Quoted text:
»»

Vortex rings, similar to smoke rings, have been observed in pulsing light before. Now, scientists have figured out how to make them on purpose with lasers, mirrors and special lenses
Physics
2 June 2022
A complex maze of lasers, lenses and mirrors has been used to twist light into a vortex shaped like a doughnut.
Vortex rings are common in fluids – think of smoke rings floating in air or underwater rings of air bubbles blown by dolphins. Qiwen Zhan at the University of Shanghai for Science and Technology in China and his collaborators have created a similar vortex ring out of light.
Vortex rings made from light were first observed in 2016 by researchers studying intense light pulses that become more focused as they travel. They discovered that light swirled in a doughnut-shaped vortex around these pipe-shaped pulses.
Howard Milchberg at the University of Maryland, one of the researchers, says the group’s later mathematical work showed that these odd shapes may commonly pop up in certain types of light. Zhan’s team designed an experiment to make these light vortex rings on purpose.
“We were thinking, is it possible to build such a thing with light?” says Zhan. “And it happened that we had the right tools at the right time.”
He and his team started with a specially designed laser pulse. They directed it through a sequence of gratings, mirrors, lenses and instruments similar to small liquid crystal screens, all of which changed the properties of the light.

««

Written tasks:
a) Copy everything in the article on light vortex rings from "Vortex rings made" down to "rings on purpose.", word for word.
b) According to the article on light vortex rings, in what year were vortex rings made from light first observed?
c) Continue the article on light vortex rings, starting after its last sentence.

Recorded information:
»»

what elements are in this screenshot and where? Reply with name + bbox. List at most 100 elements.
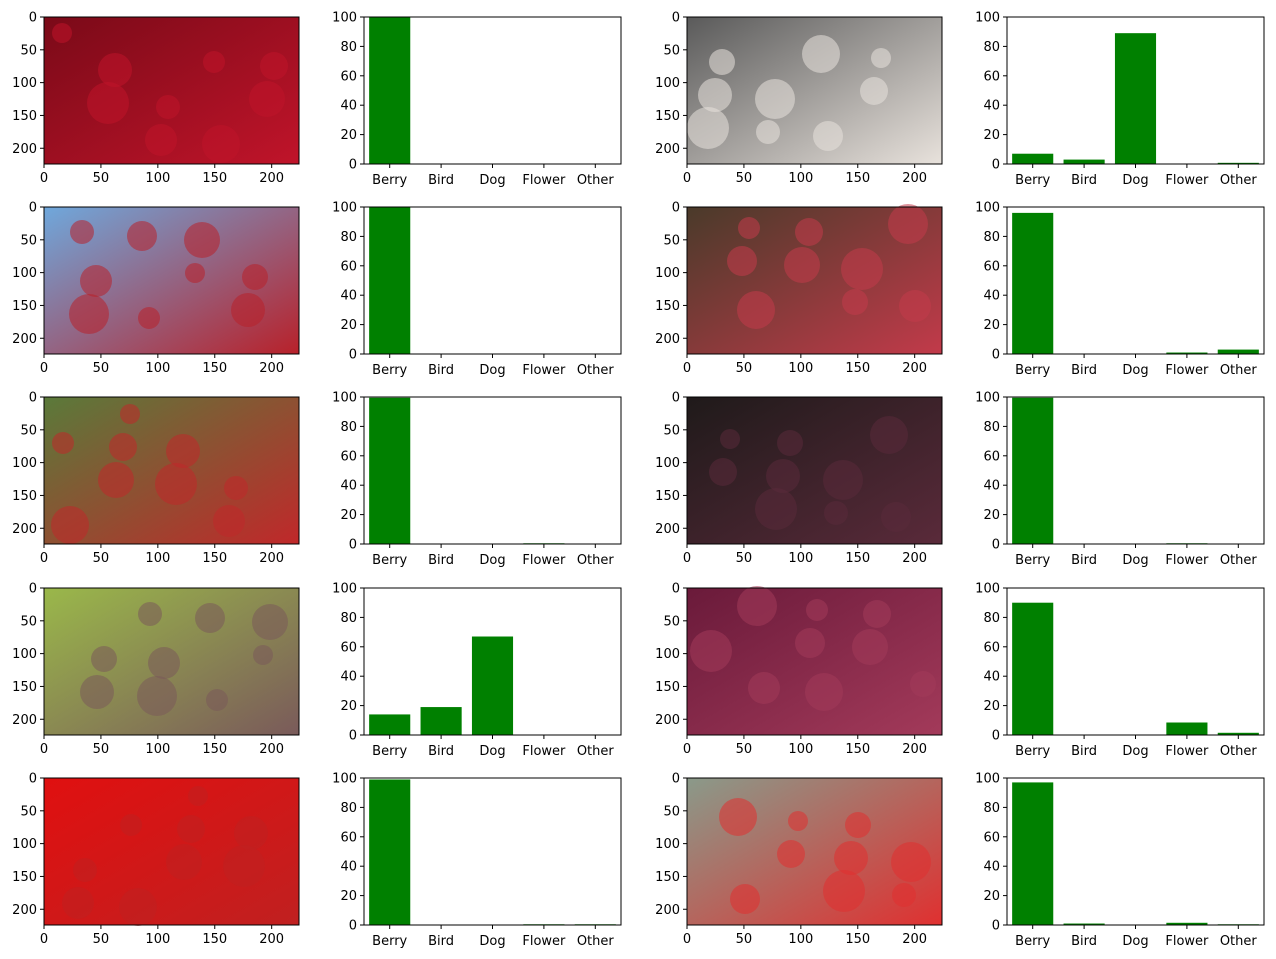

««

Exercise results:
a)
Vortex rings made from light were first observed in 2016 by researchers studying intense light pulses that become more focused as they travel. They discovered that light swirled in a doughnut-shaped vortex around these pipe-shaped pulses.
Howard Milchberg at the University of Maryland, one of the researchers, says the group’s later mathematical work showed that these odd shapes may commonly pop up in certain types of light. Zhan’s team designed an experiment to make these light vortex rings on purpose.

b) 2016

c)
This group of devices first transformed the laser pulse into a long, pipe-like vortex in which light waves spun as if they were curling around the surface of a cylinder. After travelling through another group of devices, this cylindrical vortex emerged with connected ends, forming a ring.
Zhan compares the process to stretching out and then bending a “hurricane made of light waves” instead of air currents.
Huanyang Chen at Xiamen University in China says that it is experimentally challenging to not only generate a vortex, but also reshape it from a tube into a ring. The protocol for doing so in this new experiment can probably be extended to generating other vortex shapes, he says. Zhan says that, for instance, it may be possible to engineer a knot rather than just a smooth ring.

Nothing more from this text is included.